■ WHAT YOU SHOULD DO: Scan the data for lines with "location" and report the count by itself.

————

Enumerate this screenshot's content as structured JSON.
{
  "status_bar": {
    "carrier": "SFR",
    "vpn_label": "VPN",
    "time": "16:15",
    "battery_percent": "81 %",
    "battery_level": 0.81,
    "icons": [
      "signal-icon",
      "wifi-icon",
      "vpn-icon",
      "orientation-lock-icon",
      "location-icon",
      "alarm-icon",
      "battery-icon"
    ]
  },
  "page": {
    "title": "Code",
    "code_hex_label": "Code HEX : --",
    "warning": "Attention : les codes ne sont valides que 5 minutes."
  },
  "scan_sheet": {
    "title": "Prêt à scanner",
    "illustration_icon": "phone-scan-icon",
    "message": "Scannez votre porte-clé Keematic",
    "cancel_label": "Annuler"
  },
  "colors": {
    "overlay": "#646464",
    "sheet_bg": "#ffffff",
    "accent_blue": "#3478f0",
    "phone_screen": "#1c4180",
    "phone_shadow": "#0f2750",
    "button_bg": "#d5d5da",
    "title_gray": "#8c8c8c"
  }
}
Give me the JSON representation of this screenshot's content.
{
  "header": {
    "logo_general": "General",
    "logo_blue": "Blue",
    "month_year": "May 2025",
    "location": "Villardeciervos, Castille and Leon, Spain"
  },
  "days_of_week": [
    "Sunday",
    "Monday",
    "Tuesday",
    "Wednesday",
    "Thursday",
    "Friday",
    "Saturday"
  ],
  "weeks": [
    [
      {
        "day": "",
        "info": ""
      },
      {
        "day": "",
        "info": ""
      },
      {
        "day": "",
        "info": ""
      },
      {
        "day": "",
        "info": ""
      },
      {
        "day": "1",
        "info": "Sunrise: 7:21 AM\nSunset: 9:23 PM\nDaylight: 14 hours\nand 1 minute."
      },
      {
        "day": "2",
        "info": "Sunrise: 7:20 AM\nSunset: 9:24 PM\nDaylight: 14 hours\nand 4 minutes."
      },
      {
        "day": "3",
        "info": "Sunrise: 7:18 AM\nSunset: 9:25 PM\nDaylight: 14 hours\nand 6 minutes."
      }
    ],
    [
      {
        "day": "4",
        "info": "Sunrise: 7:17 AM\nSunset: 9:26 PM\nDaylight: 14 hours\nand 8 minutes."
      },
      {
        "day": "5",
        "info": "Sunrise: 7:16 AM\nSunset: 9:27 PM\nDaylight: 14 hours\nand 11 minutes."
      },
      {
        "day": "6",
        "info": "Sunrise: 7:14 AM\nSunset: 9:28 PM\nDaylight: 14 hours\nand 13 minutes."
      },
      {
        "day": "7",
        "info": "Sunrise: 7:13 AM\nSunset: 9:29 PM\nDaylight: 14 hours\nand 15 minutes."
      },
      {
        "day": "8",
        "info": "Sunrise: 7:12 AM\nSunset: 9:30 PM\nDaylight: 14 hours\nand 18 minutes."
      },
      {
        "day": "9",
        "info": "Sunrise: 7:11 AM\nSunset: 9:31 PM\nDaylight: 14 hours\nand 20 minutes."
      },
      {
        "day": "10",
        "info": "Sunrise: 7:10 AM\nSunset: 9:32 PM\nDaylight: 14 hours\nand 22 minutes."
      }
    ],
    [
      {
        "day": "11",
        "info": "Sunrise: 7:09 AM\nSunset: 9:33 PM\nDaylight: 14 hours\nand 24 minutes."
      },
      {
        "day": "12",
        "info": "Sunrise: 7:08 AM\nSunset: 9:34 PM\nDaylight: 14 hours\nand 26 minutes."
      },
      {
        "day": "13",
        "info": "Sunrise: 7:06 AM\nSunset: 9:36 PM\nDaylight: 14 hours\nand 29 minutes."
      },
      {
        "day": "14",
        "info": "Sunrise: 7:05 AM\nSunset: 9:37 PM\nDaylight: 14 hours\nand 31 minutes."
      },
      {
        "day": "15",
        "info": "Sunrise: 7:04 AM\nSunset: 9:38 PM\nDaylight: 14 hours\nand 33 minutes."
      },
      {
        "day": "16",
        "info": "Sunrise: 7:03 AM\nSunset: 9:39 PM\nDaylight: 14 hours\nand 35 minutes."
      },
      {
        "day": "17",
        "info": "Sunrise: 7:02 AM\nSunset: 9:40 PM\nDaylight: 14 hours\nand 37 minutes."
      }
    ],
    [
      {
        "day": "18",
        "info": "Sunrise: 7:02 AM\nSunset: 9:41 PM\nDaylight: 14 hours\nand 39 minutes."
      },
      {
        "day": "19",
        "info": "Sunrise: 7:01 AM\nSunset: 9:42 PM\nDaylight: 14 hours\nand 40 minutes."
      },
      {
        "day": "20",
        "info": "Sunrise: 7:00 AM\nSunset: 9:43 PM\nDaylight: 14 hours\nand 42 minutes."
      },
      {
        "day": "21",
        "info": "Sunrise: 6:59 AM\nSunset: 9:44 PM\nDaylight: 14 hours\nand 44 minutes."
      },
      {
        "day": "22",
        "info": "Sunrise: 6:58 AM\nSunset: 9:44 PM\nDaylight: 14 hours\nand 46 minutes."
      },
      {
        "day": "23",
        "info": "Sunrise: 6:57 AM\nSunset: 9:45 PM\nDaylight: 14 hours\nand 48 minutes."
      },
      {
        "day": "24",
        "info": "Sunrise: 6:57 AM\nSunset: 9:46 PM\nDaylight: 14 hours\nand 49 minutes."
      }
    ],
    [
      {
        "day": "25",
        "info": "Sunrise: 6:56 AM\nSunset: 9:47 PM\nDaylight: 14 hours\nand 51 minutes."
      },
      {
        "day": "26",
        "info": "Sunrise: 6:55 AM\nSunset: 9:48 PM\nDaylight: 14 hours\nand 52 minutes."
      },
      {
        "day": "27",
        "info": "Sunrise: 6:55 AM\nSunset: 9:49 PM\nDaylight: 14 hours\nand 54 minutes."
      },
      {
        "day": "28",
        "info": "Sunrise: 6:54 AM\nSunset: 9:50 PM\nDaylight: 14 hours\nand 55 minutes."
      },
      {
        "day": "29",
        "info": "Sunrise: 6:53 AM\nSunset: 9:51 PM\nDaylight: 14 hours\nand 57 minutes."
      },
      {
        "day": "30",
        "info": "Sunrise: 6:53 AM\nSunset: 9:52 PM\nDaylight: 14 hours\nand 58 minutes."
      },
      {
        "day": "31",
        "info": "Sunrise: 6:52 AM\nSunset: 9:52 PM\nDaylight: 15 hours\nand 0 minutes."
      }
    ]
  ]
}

————

■ ANSWER FOR THE TASK: 2